=== DATASET CONTENT ===

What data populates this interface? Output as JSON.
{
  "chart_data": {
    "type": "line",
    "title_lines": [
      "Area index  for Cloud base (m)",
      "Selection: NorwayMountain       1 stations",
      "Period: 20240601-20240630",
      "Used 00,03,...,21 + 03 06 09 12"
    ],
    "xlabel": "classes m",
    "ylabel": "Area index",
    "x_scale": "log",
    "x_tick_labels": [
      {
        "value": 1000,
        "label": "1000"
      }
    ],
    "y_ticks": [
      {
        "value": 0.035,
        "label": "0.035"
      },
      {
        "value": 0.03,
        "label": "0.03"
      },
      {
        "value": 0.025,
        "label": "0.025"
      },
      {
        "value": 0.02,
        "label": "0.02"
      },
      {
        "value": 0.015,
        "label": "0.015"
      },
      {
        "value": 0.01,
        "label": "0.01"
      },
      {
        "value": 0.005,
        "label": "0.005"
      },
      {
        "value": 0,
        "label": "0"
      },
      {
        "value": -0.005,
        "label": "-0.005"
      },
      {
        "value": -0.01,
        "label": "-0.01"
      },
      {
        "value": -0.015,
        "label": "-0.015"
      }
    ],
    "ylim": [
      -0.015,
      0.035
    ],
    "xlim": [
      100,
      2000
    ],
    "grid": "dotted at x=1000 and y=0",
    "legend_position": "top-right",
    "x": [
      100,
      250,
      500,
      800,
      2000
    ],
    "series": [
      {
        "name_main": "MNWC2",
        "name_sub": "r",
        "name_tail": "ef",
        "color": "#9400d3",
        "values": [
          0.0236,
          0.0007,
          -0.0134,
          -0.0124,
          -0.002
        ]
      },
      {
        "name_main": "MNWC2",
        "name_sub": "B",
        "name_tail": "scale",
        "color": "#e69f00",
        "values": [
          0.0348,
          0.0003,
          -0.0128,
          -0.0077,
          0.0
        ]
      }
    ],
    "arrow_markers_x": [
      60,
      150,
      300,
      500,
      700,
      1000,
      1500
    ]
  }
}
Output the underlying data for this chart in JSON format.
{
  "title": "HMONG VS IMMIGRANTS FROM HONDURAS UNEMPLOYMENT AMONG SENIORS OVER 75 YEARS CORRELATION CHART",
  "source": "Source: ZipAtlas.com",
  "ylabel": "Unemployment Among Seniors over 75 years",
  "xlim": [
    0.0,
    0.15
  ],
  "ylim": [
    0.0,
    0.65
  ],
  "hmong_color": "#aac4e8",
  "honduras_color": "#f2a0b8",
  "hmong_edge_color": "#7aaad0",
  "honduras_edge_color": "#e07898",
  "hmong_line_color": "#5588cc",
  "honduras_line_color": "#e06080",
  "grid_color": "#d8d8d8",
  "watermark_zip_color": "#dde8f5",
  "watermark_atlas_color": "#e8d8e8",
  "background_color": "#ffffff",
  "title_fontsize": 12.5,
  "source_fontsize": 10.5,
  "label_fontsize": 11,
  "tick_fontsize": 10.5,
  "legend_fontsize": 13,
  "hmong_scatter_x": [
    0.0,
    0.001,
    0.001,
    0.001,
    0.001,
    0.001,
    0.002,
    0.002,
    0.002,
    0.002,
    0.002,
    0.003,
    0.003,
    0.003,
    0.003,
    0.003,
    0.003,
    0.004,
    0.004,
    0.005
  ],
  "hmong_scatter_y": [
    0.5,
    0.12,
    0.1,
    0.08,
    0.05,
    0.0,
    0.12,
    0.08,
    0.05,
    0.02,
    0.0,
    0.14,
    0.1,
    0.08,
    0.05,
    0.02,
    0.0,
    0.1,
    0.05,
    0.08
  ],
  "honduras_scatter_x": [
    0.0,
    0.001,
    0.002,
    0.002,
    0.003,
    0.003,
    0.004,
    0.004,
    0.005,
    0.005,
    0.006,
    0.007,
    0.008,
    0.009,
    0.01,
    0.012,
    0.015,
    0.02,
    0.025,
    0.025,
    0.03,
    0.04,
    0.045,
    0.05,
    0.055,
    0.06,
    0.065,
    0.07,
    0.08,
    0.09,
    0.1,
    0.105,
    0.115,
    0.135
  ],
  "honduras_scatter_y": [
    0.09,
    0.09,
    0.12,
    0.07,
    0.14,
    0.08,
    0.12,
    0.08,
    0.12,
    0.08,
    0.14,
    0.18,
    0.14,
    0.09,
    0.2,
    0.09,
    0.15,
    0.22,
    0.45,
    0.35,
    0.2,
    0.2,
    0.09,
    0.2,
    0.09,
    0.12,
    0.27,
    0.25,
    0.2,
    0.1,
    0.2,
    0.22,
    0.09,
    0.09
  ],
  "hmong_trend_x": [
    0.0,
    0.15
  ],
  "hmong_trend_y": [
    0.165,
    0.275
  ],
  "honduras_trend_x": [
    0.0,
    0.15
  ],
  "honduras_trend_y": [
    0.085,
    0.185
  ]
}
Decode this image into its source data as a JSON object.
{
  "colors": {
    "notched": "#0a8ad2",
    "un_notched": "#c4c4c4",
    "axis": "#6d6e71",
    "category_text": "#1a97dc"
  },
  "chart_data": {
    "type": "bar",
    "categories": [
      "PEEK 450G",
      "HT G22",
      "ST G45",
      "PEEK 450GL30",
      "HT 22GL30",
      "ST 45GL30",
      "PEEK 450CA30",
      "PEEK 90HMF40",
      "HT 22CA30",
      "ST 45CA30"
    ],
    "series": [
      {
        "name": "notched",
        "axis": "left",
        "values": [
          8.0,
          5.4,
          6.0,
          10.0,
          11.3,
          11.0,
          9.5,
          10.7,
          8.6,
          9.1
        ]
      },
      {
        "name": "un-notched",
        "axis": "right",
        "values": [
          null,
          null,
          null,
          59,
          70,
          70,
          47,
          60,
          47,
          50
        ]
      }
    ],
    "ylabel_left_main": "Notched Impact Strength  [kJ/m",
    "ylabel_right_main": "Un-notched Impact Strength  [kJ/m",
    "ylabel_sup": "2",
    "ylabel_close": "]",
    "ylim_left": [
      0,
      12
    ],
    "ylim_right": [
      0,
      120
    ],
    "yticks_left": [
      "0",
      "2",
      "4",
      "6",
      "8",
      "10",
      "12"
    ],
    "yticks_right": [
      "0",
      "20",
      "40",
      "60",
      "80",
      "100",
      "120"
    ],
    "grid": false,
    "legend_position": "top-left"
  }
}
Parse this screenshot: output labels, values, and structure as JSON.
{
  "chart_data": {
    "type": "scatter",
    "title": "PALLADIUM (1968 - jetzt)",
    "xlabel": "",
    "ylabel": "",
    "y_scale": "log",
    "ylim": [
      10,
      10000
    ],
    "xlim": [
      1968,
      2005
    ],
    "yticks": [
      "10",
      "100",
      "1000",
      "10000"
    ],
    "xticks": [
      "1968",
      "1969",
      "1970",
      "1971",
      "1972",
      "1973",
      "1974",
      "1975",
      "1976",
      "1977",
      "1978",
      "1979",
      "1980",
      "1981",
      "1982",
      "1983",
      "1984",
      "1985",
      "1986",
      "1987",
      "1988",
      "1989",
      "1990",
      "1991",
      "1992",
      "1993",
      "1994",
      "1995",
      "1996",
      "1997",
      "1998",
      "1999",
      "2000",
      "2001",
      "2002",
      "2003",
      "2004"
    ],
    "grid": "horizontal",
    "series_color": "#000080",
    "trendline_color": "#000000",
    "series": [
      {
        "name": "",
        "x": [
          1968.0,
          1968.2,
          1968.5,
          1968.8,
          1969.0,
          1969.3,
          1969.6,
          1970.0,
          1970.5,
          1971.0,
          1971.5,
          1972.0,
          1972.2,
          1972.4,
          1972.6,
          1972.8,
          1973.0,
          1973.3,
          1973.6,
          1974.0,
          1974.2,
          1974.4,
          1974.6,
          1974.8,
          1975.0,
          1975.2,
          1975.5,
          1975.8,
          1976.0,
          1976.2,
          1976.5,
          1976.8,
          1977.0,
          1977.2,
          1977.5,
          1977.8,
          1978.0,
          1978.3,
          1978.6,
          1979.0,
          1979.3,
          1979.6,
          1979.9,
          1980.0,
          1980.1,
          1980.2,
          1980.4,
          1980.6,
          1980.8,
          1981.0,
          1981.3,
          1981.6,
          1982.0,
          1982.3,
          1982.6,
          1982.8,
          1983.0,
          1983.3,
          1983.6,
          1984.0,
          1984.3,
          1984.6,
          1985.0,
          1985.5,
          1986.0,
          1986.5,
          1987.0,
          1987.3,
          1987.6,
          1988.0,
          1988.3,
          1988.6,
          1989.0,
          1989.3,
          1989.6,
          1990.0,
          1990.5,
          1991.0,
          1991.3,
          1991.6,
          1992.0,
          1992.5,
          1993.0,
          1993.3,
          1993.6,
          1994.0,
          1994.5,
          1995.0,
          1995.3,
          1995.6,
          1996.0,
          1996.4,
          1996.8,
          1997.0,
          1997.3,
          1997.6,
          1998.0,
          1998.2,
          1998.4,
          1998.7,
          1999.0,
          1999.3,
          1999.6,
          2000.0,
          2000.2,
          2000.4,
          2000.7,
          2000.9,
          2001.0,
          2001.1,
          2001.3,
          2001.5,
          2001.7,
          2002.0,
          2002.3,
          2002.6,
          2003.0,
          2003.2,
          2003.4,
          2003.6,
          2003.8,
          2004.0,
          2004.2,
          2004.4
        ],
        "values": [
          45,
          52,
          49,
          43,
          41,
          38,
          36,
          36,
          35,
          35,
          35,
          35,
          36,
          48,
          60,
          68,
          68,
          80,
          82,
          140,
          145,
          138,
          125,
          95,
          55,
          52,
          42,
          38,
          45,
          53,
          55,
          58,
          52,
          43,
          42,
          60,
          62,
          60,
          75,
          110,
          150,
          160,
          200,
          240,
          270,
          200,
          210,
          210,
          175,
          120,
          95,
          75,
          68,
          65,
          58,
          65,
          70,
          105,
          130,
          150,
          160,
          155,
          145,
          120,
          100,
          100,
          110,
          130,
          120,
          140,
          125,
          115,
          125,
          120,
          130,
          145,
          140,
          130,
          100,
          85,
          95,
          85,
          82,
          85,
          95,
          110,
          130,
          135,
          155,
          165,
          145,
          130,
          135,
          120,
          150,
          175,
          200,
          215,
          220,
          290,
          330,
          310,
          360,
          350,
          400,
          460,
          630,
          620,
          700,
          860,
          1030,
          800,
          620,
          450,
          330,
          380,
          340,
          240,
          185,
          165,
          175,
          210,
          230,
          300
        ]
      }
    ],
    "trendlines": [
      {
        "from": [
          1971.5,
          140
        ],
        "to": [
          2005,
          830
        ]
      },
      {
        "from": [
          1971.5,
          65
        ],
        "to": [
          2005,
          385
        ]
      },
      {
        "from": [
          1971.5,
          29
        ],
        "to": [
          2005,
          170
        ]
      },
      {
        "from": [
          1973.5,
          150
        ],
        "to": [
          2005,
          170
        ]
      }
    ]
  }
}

===

### WHAT NEEDS TO BE DONE
Report how many lines of the records above contain the word "JSON", and give only that number.

### FINISHED TASK
4